## [DIRECTIONS]
Transcribe everything in the data word for word. Pictures are left out.
----------------------------------------
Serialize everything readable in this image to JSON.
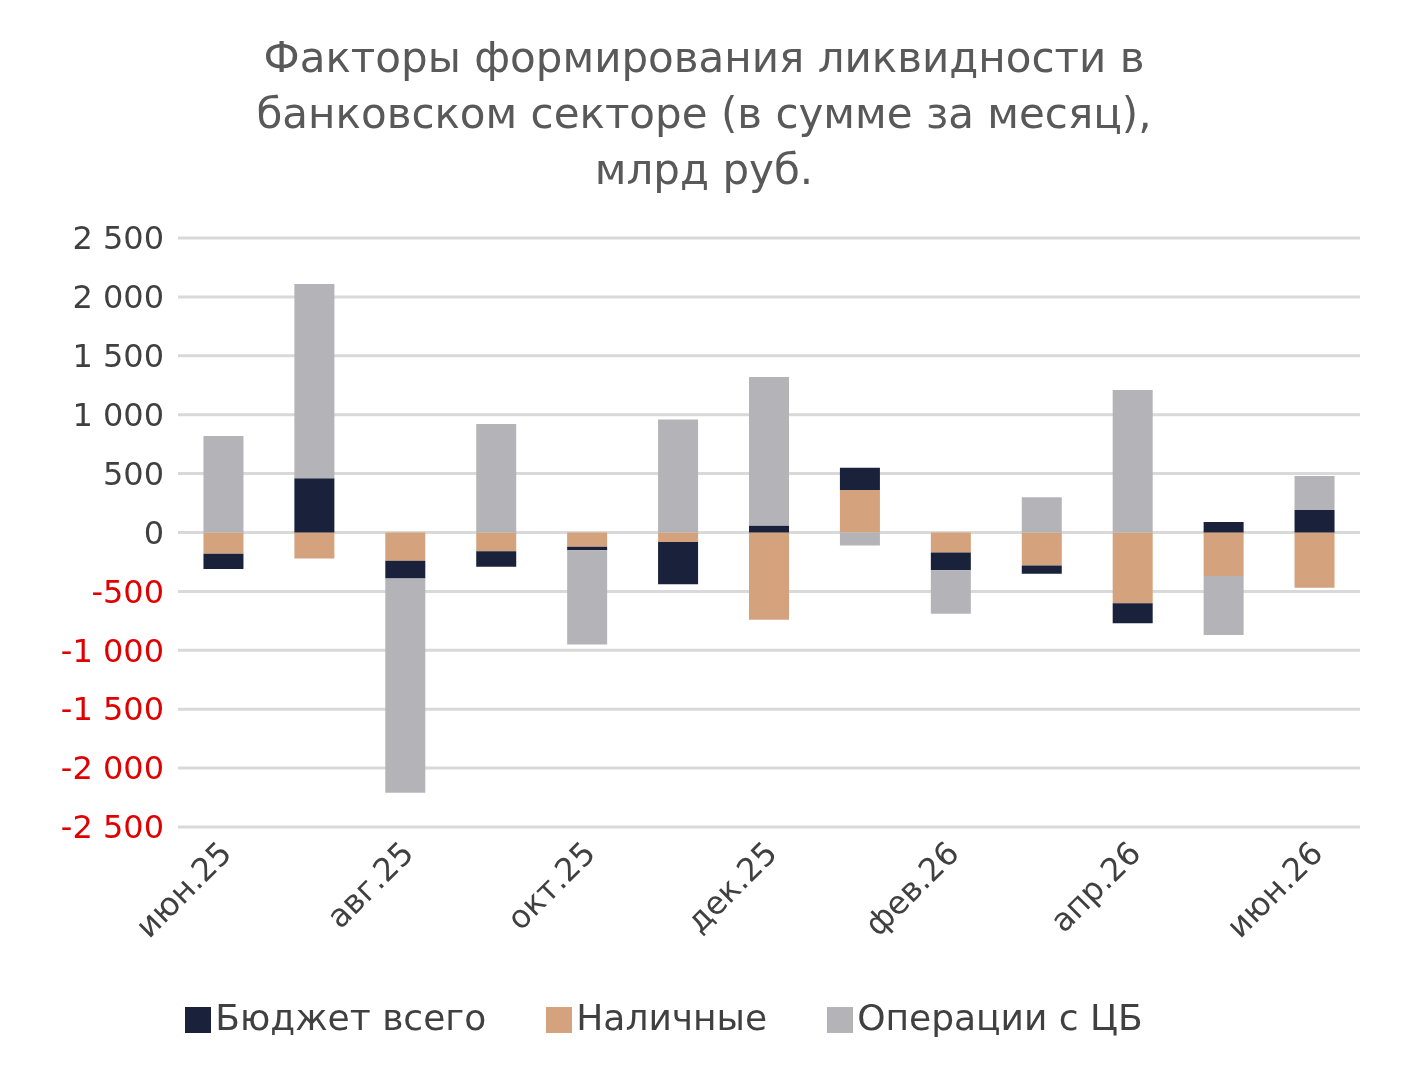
{
  "chart_data": {
    "type": "bar",
    "title": "Факторы формирования ликвидности в банковском секторе (в сумме за месяц), млрд руб.",
    "categories": [
      "июн.25",
      null,
      "авг.25",
      null,
      "окт.25",
      null,
      "дек.25",
      null,
      "фев.26",
      null,
      "апр.26",
      null,
      "июн.26"
    ],
    "stacked": true,
    "series": [
      {
        "name": "Наличные",
        "color": "#d4a27c",
        "values": [
          -180,
          -220,
          -240,
          -160,
          -120,
          -80,
          -740,
          360,
          -170,
          -280,
          -600,
          -370,
          -470
        ]
      },
      {
        "name": "Бюджет всего",
        "color": "#19223a",
        "values": [
          -130,
          460,
          -150,
          -130,
          -30,
          -360,
          60,
          190,
          -150,
          -70,
          -170,
          90,
          190
        ]
      },
      {
        "name": "Операции с ЦБ",
        "color": "#b4b4b8",
        "values": [
          820,
          1650,
          -1820,
          920,
          -800,
          960,
          1260,
          -110,
          -370,
          300,
          1210,
          -500,
          290
        ]
      }
    ],
    "ylim": [
      -2500,
      2500
    ],
    "yticks": [
      {
        "value": 2500,
        "label": "2 500"
      },
      {
        "value": 2000,
        "label": "2 000"
      },
      {
        "value": 1500,
        "label": "1 500"
      },
      {
        "value": 1000,
        "label": "1 000"
      },
      500,
      0,
      -500,
      {
        "value": -1000,
        "label": "-1 000"
      },
      {
        "value": -1500,
        "label": "-1 500"
      },
      {
        "value": -2000,
        "label": "-2 000"
      },
      {
        "value": -2500,
        "label": "-2 500"
      }
    ],
    "grid": "y",
    "legend": "bottom"
  }
}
----------------------------------------
## [RESULT FOR THIS EXERCISE]
Serialize everything readable in this image to JSON.
{
  "chart_data": {
    "type": "bar",
    "title": "Факторы формирования ликвидности в банковском секторе (в сумме за месяц), млрд руб.",
    "categories": [
      "июн.25",
      null,
      "авг.25",
      null,
      "окт.25",
      null,
      "дек.25",
      null,
      "фев.26",
      null,
      "апр.26",
      null,
      "июн.26"
    ],
    "stacked": true,
    "series": [
      {
        "name": "Наличные",
        "color": "#d4a27c",
        "values": [
          -180,
          -220,
          -240,
          -160,
          -120,
          -80,
          -740,
          360,
          -170,
          -280,
          -600,
          -370,
          -470
        ]
      },
      {
        "name": "Бюджет всего",
        "color": "#19223a",
        "values": [
          -130,
          460,
          -150,
          -130,
          -30,
          -360,
          60,
          190,
          -150,
          -70,
          -170,
          90,
          190
        ]
      },
      {
        "name": "Операции с ЦБ",
        "color": "#b4b4b8",
        "values": [
          820,
          1650,
          -1820,
          920,
          -800,
          960,
          1260,
          -110,
          -370,
          300,
          1210,
          -500,
          290
        ]
      }
    ],
    "ylim": [
      -2500,
      2500
    ],
    "yticks": [
      {
        "value": 2500,
        "label": "2 500"
      },
      {
        "value": 2000,
        "label": "2 000"
      },
      {
        "value": 1500,
        "label": "1 500"
      },
      {
        "value": 1000,
        "label": "1 000"
      },
      500,
      0,
      -500,
      {
        "value": -1000,
        "label": "-1 000"
      },
      {
        "value": -1500,
        "label": "-1 500"
      },
      {
        "value": -2000,
        "label": "-2 000"
      },
      {
        "value": -2500,
        "label": "-2 500"
      }
    ],
    "grid": "y",
    "legend": "bottom"
  }
}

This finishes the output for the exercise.